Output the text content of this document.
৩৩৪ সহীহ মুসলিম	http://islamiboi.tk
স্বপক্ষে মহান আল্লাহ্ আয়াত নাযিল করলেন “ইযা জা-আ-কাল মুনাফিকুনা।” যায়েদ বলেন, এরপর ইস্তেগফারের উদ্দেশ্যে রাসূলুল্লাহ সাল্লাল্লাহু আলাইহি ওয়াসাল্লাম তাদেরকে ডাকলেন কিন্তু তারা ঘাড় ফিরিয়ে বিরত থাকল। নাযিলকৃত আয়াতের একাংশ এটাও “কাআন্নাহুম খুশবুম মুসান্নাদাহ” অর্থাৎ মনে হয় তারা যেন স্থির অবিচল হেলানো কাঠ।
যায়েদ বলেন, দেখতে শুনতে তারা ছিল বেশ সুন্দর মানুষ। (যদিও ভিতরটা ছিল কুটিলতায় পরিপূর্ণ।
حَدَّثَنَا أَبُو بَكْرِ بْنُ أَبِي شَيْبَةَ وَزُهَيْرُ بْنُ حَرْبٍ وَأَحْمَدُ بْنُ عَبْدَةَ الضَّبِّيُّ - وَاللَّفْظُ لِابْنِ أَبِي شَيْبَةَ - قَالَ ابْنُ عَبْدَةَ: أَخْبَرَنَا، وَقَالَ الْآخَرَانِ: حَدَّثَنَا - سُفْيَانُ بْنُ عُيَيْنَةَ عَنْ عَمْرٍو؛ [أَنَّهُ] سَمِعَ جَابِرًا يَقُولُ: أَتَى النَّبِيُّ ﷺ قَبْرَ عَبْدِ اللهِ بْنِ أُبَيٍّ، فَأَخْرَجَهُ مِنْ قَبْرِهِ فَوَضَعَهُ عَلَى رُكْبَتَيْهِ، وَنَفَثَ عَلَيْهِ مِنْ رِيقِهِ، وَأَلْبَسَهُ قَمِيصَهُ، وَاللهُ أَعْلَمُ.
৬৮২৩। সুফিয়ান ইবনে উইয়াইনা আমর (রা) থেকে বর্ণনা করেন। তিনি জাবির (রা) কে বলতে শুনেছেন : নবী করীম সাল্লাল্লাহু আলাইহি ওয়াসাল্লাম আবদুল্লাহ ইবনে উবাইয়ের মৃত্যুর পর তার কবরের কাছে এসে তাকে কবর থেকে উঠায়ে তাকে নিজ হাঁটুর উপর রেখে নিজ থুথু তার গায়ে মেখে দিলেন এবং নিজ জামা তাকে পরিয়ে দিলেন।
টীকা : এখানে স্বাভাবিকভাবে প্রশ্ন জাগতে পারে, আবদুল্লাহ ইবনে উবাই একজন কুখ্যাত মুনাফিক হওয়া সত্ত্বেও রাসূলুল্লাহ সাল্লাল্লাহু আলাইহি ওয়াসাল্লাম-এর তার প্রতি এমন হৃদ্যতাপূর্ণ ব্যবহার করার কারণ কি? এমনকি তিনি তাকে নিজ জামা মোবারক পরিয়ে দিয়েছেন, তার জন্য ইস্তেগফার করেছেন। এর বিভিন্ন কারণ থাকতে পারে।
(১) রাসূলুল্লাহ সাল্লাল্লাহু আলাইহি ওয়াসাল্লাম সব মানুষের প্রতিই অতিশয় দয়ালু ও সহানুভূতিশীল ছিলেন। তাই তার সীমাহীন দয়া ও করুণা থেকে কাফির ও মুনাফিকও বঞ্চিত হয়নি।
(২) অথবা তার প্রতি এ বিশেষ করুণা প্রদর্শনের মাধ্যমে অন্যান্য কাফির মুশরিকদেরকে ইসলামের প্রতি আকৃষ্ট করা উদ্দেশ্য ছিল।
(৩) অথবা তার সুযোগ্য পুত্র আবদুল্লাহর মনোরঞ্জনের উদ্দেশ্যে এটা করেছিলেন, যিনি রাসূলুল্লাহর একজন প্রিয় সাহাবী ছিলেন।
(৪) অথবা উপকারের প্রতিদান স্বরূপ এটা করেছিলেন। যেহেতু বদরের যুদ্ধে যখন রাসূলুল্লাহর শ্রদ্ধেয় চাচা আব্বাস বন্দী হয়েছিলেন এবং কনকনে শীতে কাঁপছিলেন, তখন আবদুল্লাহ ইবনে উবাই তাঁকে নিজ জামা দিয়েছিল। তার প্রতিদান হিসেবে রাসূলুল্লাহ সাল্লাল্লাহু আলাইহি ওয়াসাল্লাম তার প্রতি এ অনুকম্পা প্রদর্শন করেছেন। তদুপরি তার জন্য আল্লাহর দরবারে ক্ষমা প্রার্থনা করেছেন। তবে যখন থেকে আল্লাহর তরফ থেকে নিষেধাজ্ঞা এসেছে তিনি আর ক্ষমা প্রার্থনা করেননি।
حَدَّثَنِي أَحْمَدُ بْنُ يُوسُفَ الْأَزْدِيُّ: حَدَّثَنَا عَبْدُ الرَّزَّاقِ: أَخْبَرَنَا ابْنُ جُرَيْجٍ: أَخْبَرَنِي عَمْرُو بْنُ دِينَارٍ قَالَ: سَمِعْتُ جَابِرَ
+ + + + + + +
◆ EXERCISE AIM ◆
Above are the records; retype every one exactly.

◆ SOLUTION TO THIS TASK ◆
Output the text content of this document.
৩৩৪ সহীহ মুসলিম	http://islamiboi.tk
স্বপক্ষে মহান আল্লাহ্ আয়াত নাযিল করলেন “ইযা জা-আ-কাল মুনাফিকুনা।” যায়েদ বলেন, এরপর ইস্তেগফারের উদ্দেশ্যে রাসূলুল্লাহ সাল্লাল্লাহু আলাইহি ওয়াসাল্লাম তাদেরকে ডাকলেন কিন্তু তারা ঘাড় ফিরিয়ে বিরত থাকল। নাযিলকৃত আয়াতের একাংশ এটাও “কাআন্নাহুম খুশবুম মুসান্নাদাহ” অর্থাৎ মনে হয় তারা যেন স্থির অবিচল হেলানো কাঠ।
যায়েদ বলেন, দেখতে শুনতে তারা ছিল বেশ সুন্দর মানুষ। (যদিও ভিতরটা ছিল কুটিলতায় পরিপূর্ণ।
حَدَّثَنَا أَبُو بَكْرِ بْنُ أَبِي شَيْبَةَ وَزُهَيْرُ بْنُ حَرْبٍ وَأَحْمَدُ بْنُ عَبْدَةَ الضَّبِّيُّ - وَاللَّفْظُ لِابْنِ أَبِي شَيْبَةَ - قَالَ ابْنُ عَبْدَةَ: أَخْبَرَنَا، وَقَالَ الْآخَرَانِ: حَدَّثَنَا - سُفْيَانُ بْنُ عُيَيْنَةَ عَنْ عَمْرٍو؛ [أَنَّهُ] سَمِعَ جَابِرًا يَقُولُ: أَتَى النَّبِيُّ ﷺ قَبْرَ عَبْدِ اللهِ بْنِ أُبَيٍّ، فَأَخْرَجَهُ مِنْ قَبْرِهِ فَوَضَعَهُ عَلَى رُكْبَتَيْهِ، وَنَفَثَ عَلَيْهِ مِنْ رِيقِهِ، وَأَلْبَسَهُ قَمِيصَهُ، وَاللهُ أَعْلَمُ.
৬৮২৩। সুফিয়ান ইবনে উইয়াইনা আমর (রা) থেকে বর্ণনা করেন। তিনি জাবির (রা) কে বলতে শুনেছেন : নবী করীম সাল্লাল্লাহু আলাইহি ওয়াসাল্লাম আবদুল্লাহ ইবনে উবাইয়ের মৃত্যুর পর তার কবরের কাছে এসে তাকে কবর থেকে উঠায়ে তাকে নিজ হাঁটুর উপর রেখে নিজ থুথু তার গায়ে মেখে দিলেন এবং নিজ জামা তাকে পরিয়ে দিলেন।
টীকা : এখানে স্বাভাবিকভাবে প্রশ্ন জাগতে পারে, আবদুল্লাহ ইবনে উবাই একজন কুখ্যাত মুনাফিক হওয়া সত্ত্বেও রাসূলুল্লাহ সাল্লাল্লাহু আলাইহি ওয়াসাল্লাম-এর তার প্রতি এমন হৃদ্যতাপূর্ণ ব্যবহার করার কারণ কি? এমনকি তিনি তাকে নিজ জামা মোবারক পরিয়ে দিয়েছেন, তার জন্য ইস্তেগফার করেছেন। এর বিভিন্ন কারণ থাকতে পারে।
(১) রাসূলুল্লাহ সাল্লাল্লাহু আলাইহি ওয়াসাল্লাম সব মানুষের প্রতিই অতিশয় দয়ালু ও সহানুভূতিশীল ছিলেন। তাই তার সীমাহীন দয়া ও করুণা থেকে কাফির ও মুনাফিকও বঞ্চিত হয়নি।
(২) অথবা তার প্রতি এ বিশেষ করুণা প্রদর্শনের মাধ্যমে অন্যান্য কাফির মুশরিকদেরকে ইসলামের প্রতি আকৃষ্ট করা উদ্দেশ্য ছিল।
(৩) অথবা তার সুযোগ্য পুত্র আবদুল্লাহর মনোরঞ্জনের উদ্দেশ্যে এটা করেছিলেন, যিনি রাসূলুল্লাহর একজন প্রিয় সাহাবী ছিলেন।
(৪) অথবা উপকারের প্রতিদান স্বরূপ এটা করেছিলেন। যেহেতু বদরের যুদ্ধে যখন রাসূলুল্লাহর শ্রদ্ধেয় চাচা আব্বাস বন্দী হয়েছিলেন এবং কনকনে শীতে কাঁপছিলেন, তখন আবদুল্লাহ ইবনে উবাই তাঁকে নিজ জামা দিয়েছিল। তার প্রতিদান হিসেবে রাসূলুল্লাহ সাল্লাল্লাহু আলাইহি ওয়াসাল্লাম তার প্রতি এ অনুকম্পা প্রদর্শন করেছেন। তদুপরি তার জন্য আল্লাহর দরবারে ক্ষমা প্রার্থনা করেছেন। তবে যখন থেকে আল্লাহর তরফ থেকে নিষেধাজ্ঞা এসেছে তিনি আর ক্ষমা প্রার্থনা করেননি।
حَدَّثَنِي أَحْمَدُ بْنُ يُوسُفَ الْأَزْدِيُّ: حَدَّثَنَا عَبْدُ الرَّزَّاقِ: أَخْبَرَنَا ابْنُ جُرَيْجٍ: أَخْبَرَنِي عَمْرُو بْنُ دِينَارٍ قَالَ: سَمِعْتُ جَابِرَ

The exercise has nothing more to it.